--- Task requirements ---
(a) Reproduce the post about the network driver word for word, starting at "Do you need" and ending at "(successor to 2550).".
(b) In the post about the network driver, which setting was changed to 0 to get the driver working?
# START OF Article
I changed ETHER_ALIGN to 0 and the driver started to work.

I am not sure about the performance since I seem to get
only 50 Mbit over a 100 Mbit line. However this is much better
than the timeout warnings...

Thanks for the input. It is really appreciated.

Do you need any other experiments done? We're going
to ship the 2650 back to Dell for other reasons (form factor
and noise).

Paul Fronberg
paleph@pacbell.net

>In article <200206182206.g5IM6P003388@pacbell.net>,
> <paleph@pacbell.net> wrote:
>> We have a Dell poweredge 2650 (successor to 2550).
>>
>> We also saw the same problem with 4.5. I tried the current bge driver from 4.6> without success. The problem seems to be a size problem. When we ftp a small
>> file, things work fine. However, when we try a 18 Megabyte file, the ftp
>> hands and we see the problem descriped below. The linux system that came
>> with the hardware (from dell) worked fine.
# END OF Article
# START OF Dataset
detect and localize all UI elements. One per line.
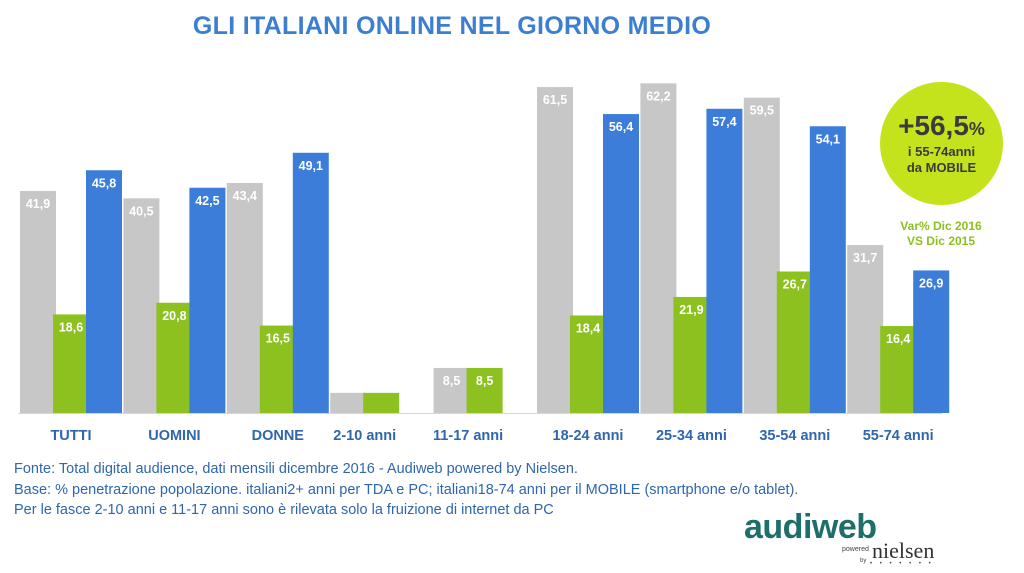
bar-value-label: 56,4 [609, 120, 633, 134]
bar-value-label: 49,1 [299, 159, 323, 173]
logo-nielsen-text: nielsen [872, 538, 935, 563]
bar-value-label: 62,2 [646, 89, 670, 103]
variation-note-line-1: Var% Dic 2016 [900, 219, 982, 233]
category-label: 2-10 anni [333, 428, 396, 444]
category-label: TUTTI [50, 428, 91, 444]
bar [156, 302, 193, 413]
bar [226, 182, 263, 413]
bar-value-label: 45,8 [92, 176, 116, 190]
bar-value-label: 26,7 [783, 277, 807, 291]
bar [292, 152, 329, 413]
badge-value: +56,5% [898, 110, 985, 141]
base-line: Base: % penetrazione popolazione. italia… [14, 481, 799, 498]
chart-title: GLI ITALIANI ONLINE NEL GIORNO MEDIO [192, 12, 712, 40]
bar [123, 198, 160, 413]
bar [640, 83, 677, 413]
bar [20, 190, 56, 413]
bar-value-label: 59,5 [750, 104, 774, 118]
category-label: 25-34 anni [656, 428, 727, 444]
bar-value-label: 61,5 [543, 93, 567, 107]
bar-value-label: 31,7 [853, 251, 877, 265]
bar [259, 325, 296, 413]
audiweb-logo: audiweb powered by • • • • • • • nielsen [744, 508, 974, 568]
bar-value-label: 18,4 [576, 321, 600, 335]
bar [330, 392, 367, 413]
bar-chart: 41,9 18,6 45,8 TUTTI 40,5 20,8 42,5 UOMINI 43,4 1… [18, 83, 950, 444]
bar-value-label: 18,6 [59, 320, 83, 334]
category-label: UOMINI [148, 428, 200, 444]
bar-value-label: 40,5 [129, 204, 153, 218]
bar-value-label: 42,5 [195, 194, 219, 208]
badge-line-1: i 55-74anni [907, 144, 976, 159]
bar [913, 270, 950, 413]
bar [809, 126, 846, 414]
logo-powered-text: powered [842, 546, 869, 553]
bar-value-label: 41,9 [26, 197, 50, 211]
source-line: Fonte: Total digital audience, dati mens… [14, 461, 578, 477]
bar [673, 296, 710, 413]
bar [706, 108, 743, 413]
logo-dots: • • • • • • • [870, 561, 934, 567]
badge-line-2: da MOBILE [906, 160, 977, 175]
bar [743, 97, 780, 414]
bar-value-label: 57,4 [712, 115, 736, 129]
category-label: 18-24 anni [553, 428, 624, 444]
bar-value-label: 43,4 [233, 189, 257, 203]
category-label: DONNE [252, 428, 305, 444]
bar-value-label: 16,5 [266, 332, 290, 346]
logo-wordmark: audiweb [744, 508, 877, 546]
bar-value-label: 8,5 [443, 374, 460, 388]
variation-note-line-2: VS Dic 2015 [906, 234, 976, 248]
bar-value-label: 21,9 [679, 303, 703, 317]
bar [776, 271, 813, 413]
source-notes: Fonte: Total digital audience, dati mens… [14, 459, 1014, 521]
bar [603, 114, 639, 413]
bar-value-label: 16,4 [886, 332, 910, 346]
bar [570, 315, 606, 413]
bar [363, 392, 400, 413]
category-label: 55-74 anni [863, 428, 934, 444]
variation-note: Var% Dic 2016 VS Dic 2015 [876, 219, 1006, 249]
category-label: 35-54 anni [759, 428, 830, 444]
bar [53, 314, 89, 413]
bar [86, 170, 122, 413]
bar [880, 326, 917, 413]
mobile-growth-badge: +56,5% i 55-74anni da MOBILE [880, 82, 1003, 205]
bar [189, 187, 226, 413]
bar-value-label: 54,1 [816, 132, 840, 146]
bar-value-label: 20,8 [162, 309, 186, 323]
bar [433, 367, 470, 413]
bar-value-label: 8,5 [476, 374, 493, 388]
bar [466, 367, 503, 413]
category-label: 11-17 anni [433, 428, 503, 444]
bar [847, 244, 884, 413]
bar-value-label: 26,9 [919, 276, 943, 290]
bar [537, 87, 573, 414]
logo-by-text: by [860, 558, 867, 564]
age-note-line: Per le fasce 2-10 anni e 11-17 anni sono… [14, 502, 554, 518]
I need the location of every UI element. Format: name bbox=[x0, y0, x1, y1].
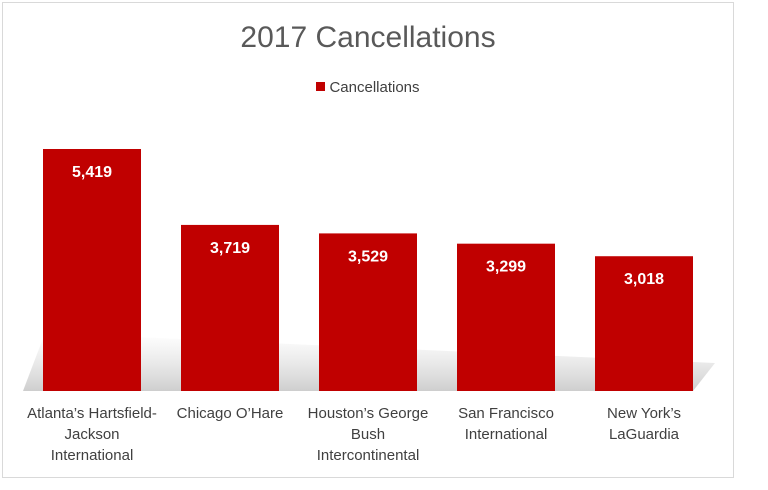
bar-plot: 5,419 3,719 3,529 3,299 3,018 bbox=[23, 149, 715, 391]
chart-frame: 2017 Cancellations Cancellations 5,419 3,… bbox=[2, 2, 734, 478]
category-label-1: Chicago O’Hare bbox=[176, 405, 284, 422]
category-label-3: San Francisco International bbox=[458, 405, 554, 443]
bar-value-label-0: 5,419 bbox=[72, 164, 112, 181]
legend-swatch bbox=[316, 82, 326, 91]
bar-4 bbox=[595, 256, 693, 391]
chart-title: 2017 Cancellations bbox=[240, 21, 496, 54]
category-label-0: Atlanta’s Hartsfield-Jackson Internation… bbox=[27, 405, 157, 464]
bar-value-label-1: 3,719 bbox=[210, 240, 250, 257]
category-label-2: Houston’s George Bush Intercontinental bbox=[307, 405, 429, 464]
bar-0 bbox=[43, 149, 141, 391]
legend: Cancellations bbox=[3, 79, 733, 96]
bar-value-label-3: 3,299 bbox=[486, 259, 526, 276]
bar-value-label-4: 3,018 bbox=[624, 271, 664, 288]
legend-label: Cancellations bbox=[329, 79, 420, 96]
bar-1 bbox=[181, 224, 279, 391]
bar-3 bbox=[457, 243, 555, 391]
category-label-4: New York’s LaGuardia bbox=[607, 405, 681, 443]
bar-value-label-2: 3,529 bbox=[348, 248, 388, 265]
bar-2 bbox=[319, 233, 417, 391]
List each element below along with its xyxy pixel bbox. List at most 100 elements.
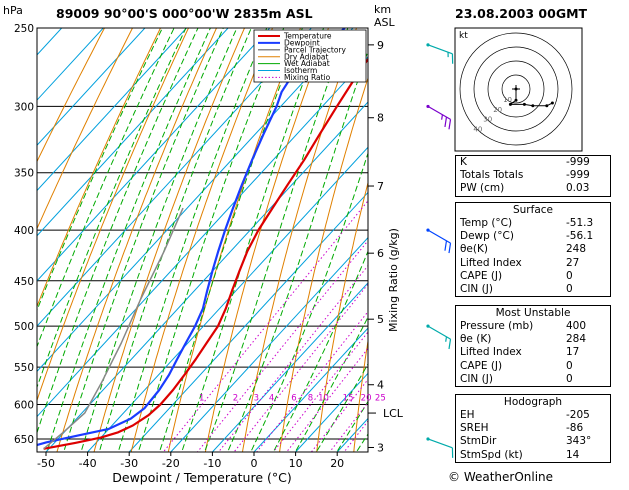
dry-adiabat-line bbox=[280, 28, 385, 452]
pressure-tick-label: 350 bbox=[14, 168, 34, 180]
wind-barb-feather bbox=[449, 119, 451, 129]
isotherm-line bbox=[0, 28, 62, 452]
isotherm-line bbox=[0, 28, 353, 452]
surface-row: CIN (J) 0 bbox=[456, 283, 610, 296]
surface-label: CAPE (J) bbox=[460, 270, 502, 283]
hodograph-ring-label: 30 bbox=[483, 116, 492, 124]
isotherm-line bbox=[0, 28, 145, 452]
most-unstable-row: Pressure (mb)400 bbox=[456, 320, 610, 333]
x-tick-label: 10 bbox=[289, 457, 303, 470]
hodograph-ring-label: 10 bbox=[503, 96, 512, 104]
surface-row: Dewp (°C)-56.1 bbox=[456, 230, 610, 243]
wind-barb-shaft bbox=[428, 106, 451, 119]
hodograph-stat-label: StmSpd (kt) bbox=[460, 449, 523, 462]
surface-value: -56.1 bbox=[566, 230, 606, 243]
mixing-ratio-label: 8 bbox=[308, 394, 313, 404]
hodograph-point bbox=[531, 104, 534, 107]
dry-adiabat-line bbox=[0, 28, 161, 452]
mixing-ratio-label: 4 bbox=[269, 394, 274, 404]
index-label: PW (cm) bbox=[460, 182, 504, 195]
most-unstable-value: 400 bbox=[566, 320, 606, 333]
series-parcel-trajectory bbox=[44, 208, 183, 449]
height-tick-label: 7 bbox=[377, 180, 384, 193]
height-tick-label: 6 bbox=[377, 247, 384, 260]
most-unstable-label: CIN (J) bbox=[460, 373, 493, 386]
index-row: PW (cm)0.03 bbox=[456, 182, 610, 195]
pressure-tick-label: 400 bbox=[14, 225, 34, 237]
hodograph-ring-label: 20 bbox=[493, 106, 502, 114]
mixing-ratio-label: 1 bbox=[199, 394, 204, 404]
isotherm-line bbox=[4, 28, 394, 452]
mixing-ratio-label: 20 bbox=[361, 394, 372, 404]
wind-barb-shaft bbox=[428, 45, 452, 54]
pressure-tick-label: 300 bbox=[14, 101, 34, 113]
index-row: Totals Totals-999 bbox=[456, 169, 610, 182]
most-unstable-label: Lifted Index bbox=[460, 346, 522, 359]
lcl-label: LCL bbox=[383, 407, 404, 420]
x-tick-label: -40 bbox=[79, 457, 97, 470]
surface-row: θe(K)248 bbox=[456, 243, 610, 256]
most-unstable-row: CIN (J) 0 bbox=[456, 373, 610, 386]
hodograph-point bbox=[515, 99, 518, 102]
wind-barb-feather bbox=[449, 339, 451, 349]
wind-barb bbox=[426, 325, 450, 349]
dry-adiabat-line bbox=[131, 28, 272, 452]
hodograph-table-title: Hodograph bbox=[456, 395, 610, 409]
dry-adiabat-line bbox=[609, 28, 629, 452]
hodograph-unit: kt bbox=[459, 31, 468, 41]
hodograph-stat-label: EH bbox=[460, 409, 475, 422]
hodograph-stat-value: 14 bbox=[566, 449, 606, 462]
x-axis-label: Dewpoint / Temperature (°C) bbox=[112, 470, 291, 485]
wind-barb bbox=[426, 229, 450, 253]
wind-barb-shaft bbox=[428, 230, 451, 243]
wind-barb bbox=[426, 105, 450, 129]
height-tick-label: 8 bbox=[377, 112, 384, 125]
surface-label: Lifted Index bbox=[460, 257, 522, 270]
surface-value: 0 bbox=[566, 270, 606, 283]
x-tick-label: 0 bbox=[251, 457, 258, 470]
height-tick-label: 4 bbox=[377, 379, 384, 392]
sounding-date: 23.08.2003 00GMT bbox=[455, 6, 588, 21]
pressure-tick-label: 650 bbox=[14, 434, 34, 446]
surface-label: CIN (J) bbox=[460, 283, 493, 296]
pressure-axis-unit: hPa bbox=[3, 4, 23, 17]
pressure-tick-label: 550 bbox=[14, 362, 34, 374]
most-unstable-value: 0 bbox=[566, 373, 606, 386]
x-tick-label: -20 bbox=[162, 457, 180, 470]
hodograph-ring-label: 40 bbox=[473, 126, 482, 134]
dry-adiabat-line bbox=[243, 28, 357, 452]
legend-entry: Mixing Ratio bbox=[284, 73, 331, 82]
dry-adiabat-line bbox=[205, 28, 328, 452]
hodograph-point bbox=[509, 103, 512, 106]
height-tick-label: 3 bbox=[377, 441, 384, 454]
surface-title: Surface bbox=[456, 203, 610, 217]
wind-barb bbox=[426, 437, 452, 457]
mixing-ratio-axis-label: Mixing Ratio (g/kg) bbox=[387, 228, 400, 332]
surface-value: 0 bbox=[566, 283, 606, 296]
wind-barb-shaft bbox=[428, 439, 452, 448]
most-unstable-title: Most Unstable bbox=[456, 306, 610, 320]
hodograph-stat-row: SREH-86 bbox=[456, 422, 610, 435]
mixing-ratio-label: 10 bbox=[318, 394, 329, 404]
hodograph-point bbox=[545, 104, 548, 107]
surface-value: -51.3 bbox=[566, 217, 606, 230]
mixing-ratio-label: 15 bbox=[343, 394, 354, 404]
index-row: K-999 bbox=[456, 156, 610, 169]
index-label: Totals Totals bbox=[460, 169, 523, 182]
most-unstable-label: CAPE (J) bbox=[460, 360, 502, 373]
surface-label: θe(K) bbox=[460, 243, 488, 256]
x-tick-label: -30 bbox=[120, 457, 138, 470]
x-tick-label: -10 bbox=[203, 457, 221, 470]
mixing-ratio-label: 3 bbox=[254, 394, 259, 404]
hodograph-stat-row: EH-205 bbox=[456, 409, 610, 422]
footer-credit: © WeatherOnline bbox=[448, 470, 553, 484]
x-tick-label: -50 bbox=[37, 457, 55, 470]
hodograph-point bbox=[523, 103, 526, 106]
hodograph-stat-value: -86 bbox=[566, 422, 606, 435]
# END OF Dataset
--- Correct answers ---
(a)
Do you need any other experiments done? We're going
to ship the 2650 back to Dell for other reasons (form factor
and noise).

Paul Fronberg
paleph@pacbell.net

>In article <200206182206.g5IM6P003388@pacbell.net>,
> <paleph@pacbell.net> wrote:
>> We have a Dell poweredge 2650 (successor to 2550).

(b) ETHER_ALIGN